[Start of Record excerpts]

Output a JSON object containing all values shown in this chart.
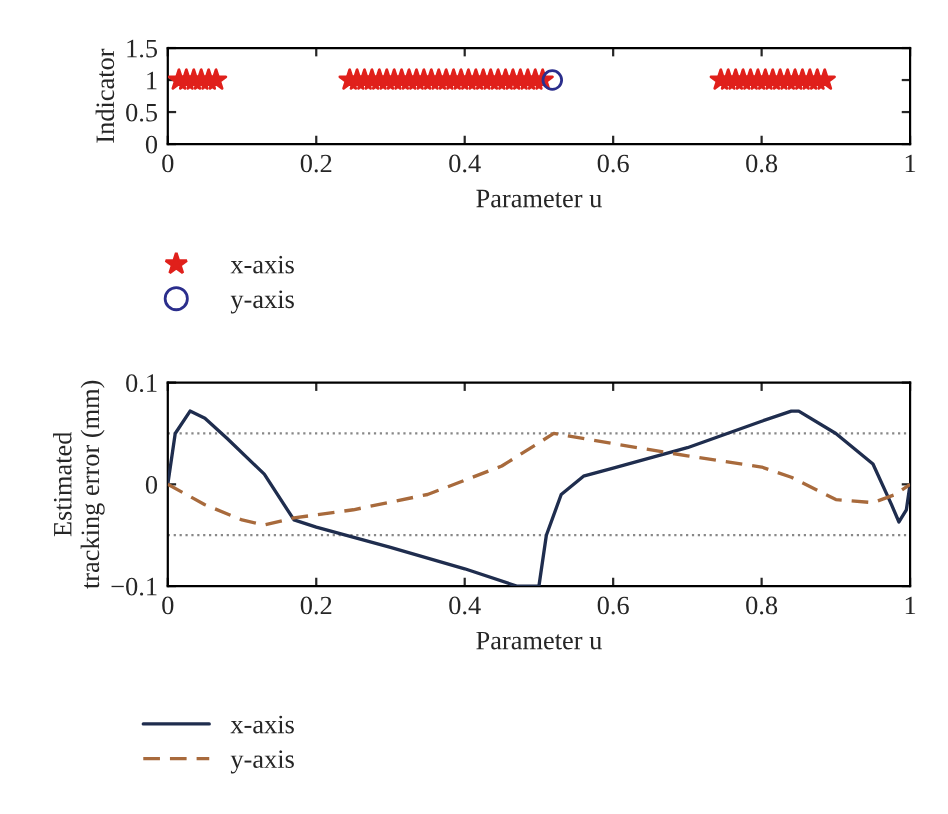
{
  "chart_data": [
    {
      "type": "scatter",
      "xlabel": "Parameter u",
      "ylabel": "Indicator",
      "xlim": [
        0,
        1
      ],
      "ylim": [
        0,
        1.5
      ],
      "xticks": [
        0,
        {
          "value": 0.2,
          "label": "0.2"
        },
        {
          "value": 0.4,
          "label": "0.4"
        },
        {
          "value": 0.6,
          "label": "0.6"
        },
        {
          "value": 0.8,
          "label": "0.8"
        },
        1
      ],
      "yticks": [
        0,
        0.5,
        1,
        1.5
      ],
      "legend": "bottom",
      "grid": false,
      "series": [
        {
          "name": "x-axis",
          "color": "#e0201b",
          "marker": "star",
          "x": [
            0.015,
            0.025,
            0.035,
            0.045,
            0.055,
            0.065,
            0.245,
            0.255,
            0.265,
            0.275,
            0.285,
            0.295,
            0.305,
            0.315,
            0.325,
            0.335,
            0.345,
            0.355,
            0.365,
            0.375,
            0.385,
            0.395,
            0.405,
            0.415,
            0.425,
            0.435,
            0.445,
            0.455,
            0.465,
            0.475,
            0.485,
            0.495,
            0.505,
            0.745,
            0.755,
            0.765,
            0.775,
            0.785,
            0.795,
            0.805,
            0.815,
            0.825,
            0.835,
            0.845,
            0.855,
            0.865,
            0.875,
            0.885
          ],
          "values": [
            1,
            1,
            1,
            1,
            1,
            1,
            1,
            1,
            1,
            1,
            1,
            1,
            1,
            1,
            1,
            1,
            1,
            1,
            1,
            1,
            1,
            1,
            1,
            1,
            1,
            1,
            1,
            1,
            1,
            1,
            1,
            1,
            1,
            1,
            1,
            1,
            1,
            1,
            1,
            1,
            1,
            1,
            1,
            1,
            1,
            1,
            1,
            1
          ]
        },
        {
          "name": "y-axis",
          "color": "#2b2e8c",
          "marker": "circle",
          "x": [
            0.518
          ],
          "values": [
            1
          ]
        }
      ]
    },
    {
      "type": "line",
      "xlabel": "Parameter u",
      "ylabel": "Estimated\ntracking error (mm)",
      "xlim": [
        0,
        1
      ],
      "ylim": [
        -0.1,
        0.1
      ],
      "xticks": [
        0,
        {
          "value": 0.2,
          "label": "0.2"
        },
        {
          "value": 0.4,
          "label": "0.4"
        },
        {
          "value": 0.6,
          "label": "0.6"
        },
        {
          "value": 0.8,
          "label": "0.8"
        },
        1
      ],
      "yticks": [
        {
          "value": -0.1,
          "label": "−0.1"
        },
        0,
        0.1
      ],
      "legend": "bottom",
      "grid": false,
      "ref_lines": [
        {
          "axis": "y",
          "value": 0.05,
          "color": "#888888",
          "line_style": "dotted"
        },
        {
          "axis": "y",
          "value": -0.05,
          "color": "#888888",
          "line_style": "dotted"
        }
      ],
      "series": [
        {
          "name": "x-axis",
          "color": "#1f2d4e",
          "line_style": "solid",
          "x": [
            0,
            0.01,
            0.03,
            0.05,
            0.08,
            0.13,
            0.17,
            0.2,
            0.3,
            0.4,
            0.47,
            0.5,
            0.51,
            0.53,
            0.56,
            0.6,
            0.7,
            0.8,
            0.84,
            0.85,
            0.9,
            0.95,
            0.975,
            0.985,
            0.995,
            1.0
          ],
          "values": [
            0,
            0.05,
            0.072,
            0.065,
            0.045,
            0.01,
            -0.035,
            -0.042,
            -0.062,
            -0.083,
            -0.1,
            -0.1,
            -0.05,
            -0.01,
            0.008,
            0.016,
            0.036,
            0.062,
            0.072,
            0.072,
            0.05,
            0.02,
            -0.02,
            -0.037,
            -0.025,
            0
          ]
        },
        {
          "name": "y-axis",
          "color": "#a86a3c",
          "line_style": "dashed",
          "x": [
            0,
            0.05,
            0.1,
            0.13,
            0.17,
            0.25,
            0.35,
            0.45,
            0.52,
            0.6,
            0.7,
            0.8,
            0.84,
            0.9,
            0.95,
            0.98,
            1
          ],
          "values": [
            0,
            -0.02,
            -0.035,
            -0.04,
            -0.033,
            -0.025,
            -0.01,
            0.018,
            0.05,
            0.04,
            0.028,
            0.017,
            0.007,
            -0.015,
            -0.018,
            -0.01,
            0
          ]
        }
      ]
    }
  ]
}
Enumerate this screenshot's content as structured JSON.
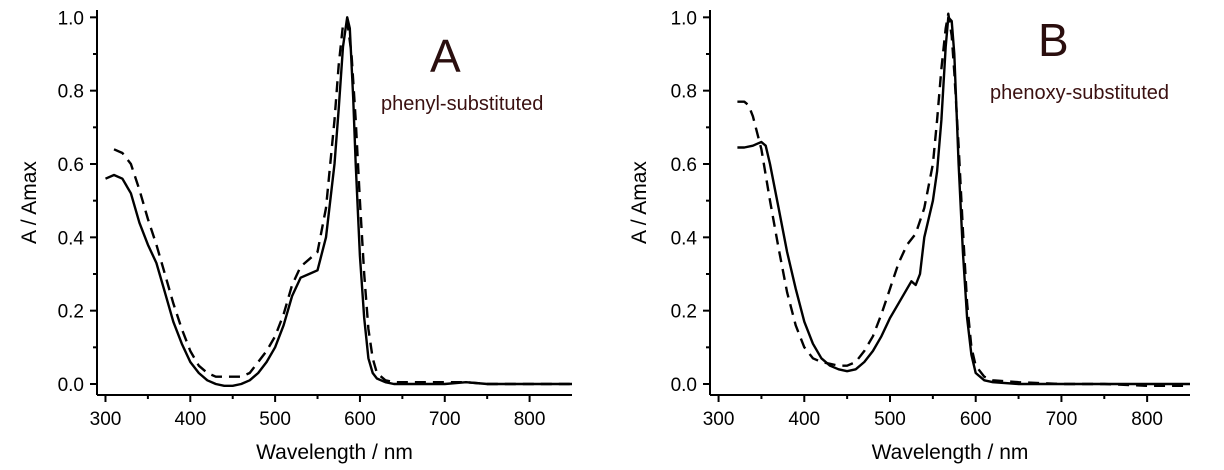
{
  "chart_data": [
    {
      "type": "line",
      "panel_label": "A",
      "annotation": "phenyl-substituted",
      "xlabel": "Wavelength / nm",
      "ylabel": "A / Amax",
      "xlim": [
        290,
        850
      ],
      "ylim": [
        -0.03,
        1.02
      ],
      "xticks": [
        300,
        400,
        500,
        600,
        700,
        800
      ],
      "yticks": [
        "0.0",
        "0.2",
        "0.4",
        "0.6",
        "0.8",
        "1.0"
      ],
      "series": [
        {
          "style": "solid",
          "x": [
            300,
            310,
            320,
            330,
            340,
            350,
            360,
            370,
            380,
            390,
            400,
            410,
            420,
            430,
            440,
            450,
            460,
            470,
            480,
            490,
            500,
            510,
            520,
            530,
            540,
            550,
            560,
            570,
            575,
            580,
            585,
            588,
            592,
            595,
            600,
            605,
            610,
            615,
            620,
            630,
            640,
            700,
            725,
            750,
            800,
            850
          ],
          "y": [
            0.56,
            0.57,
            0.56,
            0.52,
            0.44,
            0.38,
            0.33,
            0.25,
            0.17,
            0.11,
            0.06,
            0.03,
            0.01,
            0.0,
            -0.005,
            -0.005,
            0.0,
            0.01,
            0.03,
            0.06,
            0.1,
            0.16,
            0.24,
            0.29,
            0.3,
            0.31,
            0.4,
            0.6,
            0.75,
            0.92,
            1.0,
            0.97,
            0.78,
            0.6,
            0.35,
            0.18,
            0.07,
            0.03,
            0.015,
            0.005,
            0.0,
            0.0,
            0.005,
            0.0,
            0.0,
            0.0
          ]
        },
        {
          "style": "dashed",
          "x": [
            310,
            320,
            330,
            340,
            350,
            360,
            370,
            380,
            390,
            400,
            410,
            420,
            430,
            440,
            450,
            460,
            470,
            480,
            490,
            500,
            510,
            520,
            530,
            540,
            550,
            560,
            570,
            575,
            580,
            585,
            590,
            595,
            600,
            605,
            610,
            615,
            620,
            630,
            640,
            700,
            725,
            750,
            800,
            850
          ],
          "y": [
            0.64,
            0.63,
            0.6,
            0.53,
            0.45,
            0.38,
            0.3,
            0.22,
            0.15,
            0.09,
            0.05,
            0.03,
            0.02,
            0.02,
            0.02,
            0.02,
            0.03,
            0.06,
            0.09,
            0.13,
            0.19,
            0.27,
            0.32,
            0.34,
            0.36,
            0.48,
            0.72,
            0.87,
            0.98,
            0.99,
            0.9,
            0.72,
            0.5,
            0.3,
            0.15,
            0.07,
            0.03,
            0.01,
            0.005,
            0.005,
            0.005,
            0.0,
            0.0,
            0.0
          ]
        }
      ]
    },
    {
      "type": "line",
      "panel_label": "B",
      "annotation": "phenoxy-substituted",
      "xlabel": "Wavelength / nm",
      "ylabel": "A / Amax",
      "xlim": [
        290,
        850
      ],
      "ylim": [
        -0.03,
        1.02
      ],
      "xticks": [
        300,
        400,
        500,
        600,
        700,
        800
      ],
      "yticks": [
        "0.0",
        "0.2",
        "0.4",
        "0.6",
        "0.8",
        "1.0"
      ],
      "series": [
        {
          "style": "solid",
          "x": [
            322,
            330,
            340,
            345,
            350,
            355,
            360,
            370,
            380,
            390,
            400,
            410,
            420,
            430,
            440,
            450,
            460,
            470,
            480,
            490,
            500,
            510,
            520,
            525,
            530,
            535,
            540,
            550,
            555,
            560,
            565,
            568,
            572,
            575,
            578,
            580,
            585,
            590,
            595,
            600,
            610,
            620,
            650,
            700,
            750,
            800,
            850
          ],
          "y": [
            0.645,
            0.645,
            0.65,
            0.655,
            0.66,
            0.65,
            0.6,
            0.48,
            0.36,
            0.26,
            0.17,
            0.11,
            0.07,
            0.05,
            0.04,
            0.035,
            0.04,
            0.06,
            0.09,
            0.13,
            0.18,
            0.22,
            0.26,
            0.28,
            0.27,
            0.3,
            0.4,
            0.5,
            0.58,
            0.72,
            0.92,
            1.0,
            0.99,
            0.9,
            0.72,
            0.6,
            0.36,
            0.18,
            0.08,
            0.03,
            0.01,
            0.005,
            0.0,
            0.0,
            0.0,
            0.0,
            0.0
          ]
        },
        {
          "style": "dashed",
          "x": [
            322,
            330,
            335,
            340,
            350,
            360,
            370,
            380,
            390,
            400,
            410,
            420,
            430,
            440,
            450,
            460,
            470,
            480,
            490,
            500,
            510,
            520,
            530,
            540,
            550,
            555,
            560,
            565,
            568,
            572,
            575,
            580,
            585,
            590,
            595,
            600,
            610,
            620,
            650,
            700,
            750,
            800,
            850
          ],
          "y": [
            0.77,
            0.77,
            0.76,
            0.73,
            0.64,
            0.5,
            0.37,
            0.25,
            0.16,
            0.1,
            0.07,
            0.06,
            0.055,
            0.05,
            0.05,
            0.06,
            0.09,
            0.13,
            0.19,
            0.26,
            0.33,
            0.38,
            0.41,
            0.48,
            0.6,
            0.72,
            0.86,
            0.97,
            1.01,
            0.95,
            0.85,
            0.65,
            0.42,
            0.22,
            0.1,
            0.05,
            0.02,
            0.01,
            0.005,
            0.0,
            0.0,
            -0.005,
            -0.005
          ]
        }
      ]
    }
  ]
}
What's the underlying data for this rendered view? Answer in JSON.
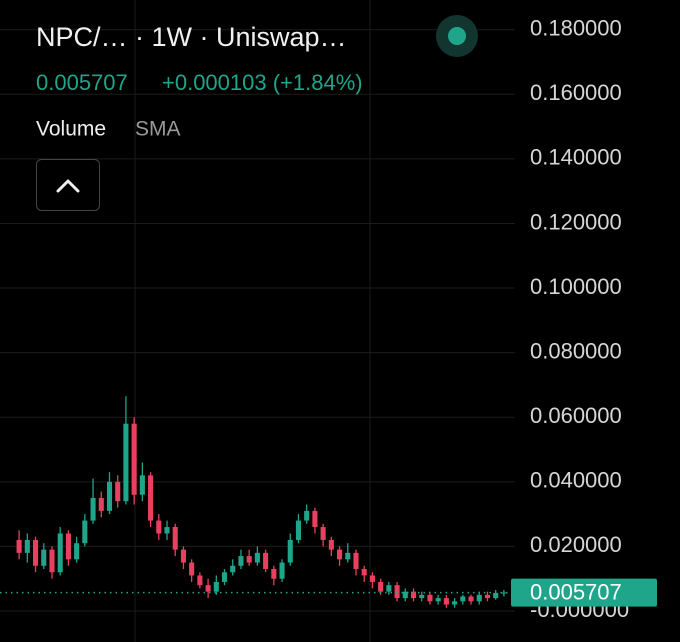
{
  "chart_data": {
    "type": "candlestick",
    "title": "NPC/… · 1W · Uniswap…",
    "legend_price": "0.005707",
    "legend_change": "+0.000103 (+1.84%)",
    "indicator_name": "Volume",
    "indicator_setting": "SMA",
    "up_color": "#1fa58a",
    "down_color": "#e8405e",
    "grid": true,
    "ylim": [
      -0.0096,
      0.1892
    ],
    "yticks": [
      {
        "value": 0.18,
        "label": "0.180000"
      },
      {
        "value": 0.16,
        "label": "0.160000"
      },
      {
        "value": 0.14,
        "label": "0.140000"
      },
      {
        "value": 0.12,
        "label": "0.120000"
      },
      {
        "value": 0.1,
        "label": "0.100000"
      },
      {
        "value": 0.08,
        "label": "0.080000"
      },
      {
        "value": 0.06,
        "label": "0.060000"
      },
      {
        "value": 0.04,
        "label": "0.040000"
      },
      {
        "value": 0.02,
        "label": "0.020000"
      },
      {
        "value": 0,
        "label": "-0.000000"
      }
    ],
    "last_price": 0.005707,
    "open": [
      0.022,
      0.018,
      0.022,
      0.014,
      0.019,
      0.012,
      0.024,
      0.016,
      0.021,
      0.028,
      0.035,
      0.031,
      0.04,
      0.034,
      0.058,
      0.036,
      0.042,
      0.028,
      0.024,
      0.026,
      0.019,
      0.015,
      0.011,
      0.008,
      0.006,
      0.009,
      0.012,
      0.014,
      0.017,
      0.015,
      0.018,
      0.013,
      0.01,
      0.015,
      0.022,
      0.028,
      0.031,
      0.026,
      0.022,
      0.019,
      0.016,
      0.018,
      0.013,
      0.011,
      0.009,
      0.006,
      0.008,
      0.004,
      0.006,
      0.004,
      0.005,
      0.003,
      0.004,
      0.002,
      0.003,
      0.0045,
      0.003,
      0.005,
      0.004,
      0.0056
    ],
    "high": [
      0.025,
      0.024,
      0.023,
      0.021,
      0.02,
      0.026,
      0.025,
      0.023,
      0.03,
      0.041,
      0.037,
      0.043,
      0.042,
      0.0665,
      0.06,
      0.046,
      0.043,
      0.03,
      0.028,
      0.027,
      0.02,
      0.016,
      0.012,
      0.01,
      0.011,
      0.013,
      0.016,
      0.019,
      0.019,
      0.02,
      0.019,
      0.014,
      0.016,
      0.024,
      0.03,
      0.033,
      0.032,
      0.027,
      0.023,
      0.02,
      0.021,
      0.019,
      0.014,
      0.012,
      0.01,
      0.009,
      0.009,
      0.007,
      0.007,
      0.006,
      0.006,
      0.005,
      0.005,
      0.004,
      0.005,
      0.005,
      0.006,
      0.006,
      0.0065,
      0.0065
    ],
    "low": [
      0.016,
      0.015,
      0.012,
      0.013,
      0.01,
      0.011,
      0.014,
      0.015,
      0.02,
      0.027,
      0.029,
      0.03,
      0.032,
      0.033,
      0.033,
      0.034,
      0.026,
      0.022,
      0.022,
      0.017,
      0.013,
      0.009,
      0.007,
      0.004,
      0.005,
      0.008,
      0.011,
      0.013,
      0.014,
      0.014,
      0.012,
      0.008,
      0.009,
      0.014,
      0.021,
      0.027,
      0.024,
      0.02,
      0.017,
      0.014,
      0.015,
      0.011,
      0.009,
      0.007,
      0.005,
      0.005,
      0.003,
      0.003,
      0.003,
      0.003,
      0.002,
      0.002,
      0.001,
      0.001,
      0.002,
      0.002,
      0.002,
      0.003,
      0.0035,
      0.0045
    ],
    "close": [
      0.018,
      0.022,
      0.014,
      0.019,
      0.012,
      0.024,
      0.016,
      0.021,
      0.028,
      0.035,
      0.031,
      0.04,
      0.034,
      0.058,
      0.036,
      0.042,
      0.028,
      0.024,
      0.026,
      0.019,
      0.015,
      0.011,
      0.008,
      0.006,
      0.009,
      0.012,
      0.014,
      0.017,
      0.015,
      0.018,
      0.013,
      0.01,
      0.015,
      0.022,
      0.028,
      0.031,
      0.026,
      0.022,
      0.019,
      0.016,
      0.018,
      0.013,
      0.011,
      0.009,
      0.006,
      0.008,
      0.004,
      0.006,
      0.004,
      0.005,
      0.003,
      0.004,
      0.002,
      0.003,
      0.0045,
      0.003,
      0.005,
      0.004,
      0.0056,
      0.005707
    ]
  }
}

[End of Record excerpts]

Return each line of the listing that holds the string "JSON".

Reply:
Output a JSON object containing all values shown in this chart.
Enumerate this screenshot's content as structured JSON.
What's the underlying data for this rendered view? Answer in JSON.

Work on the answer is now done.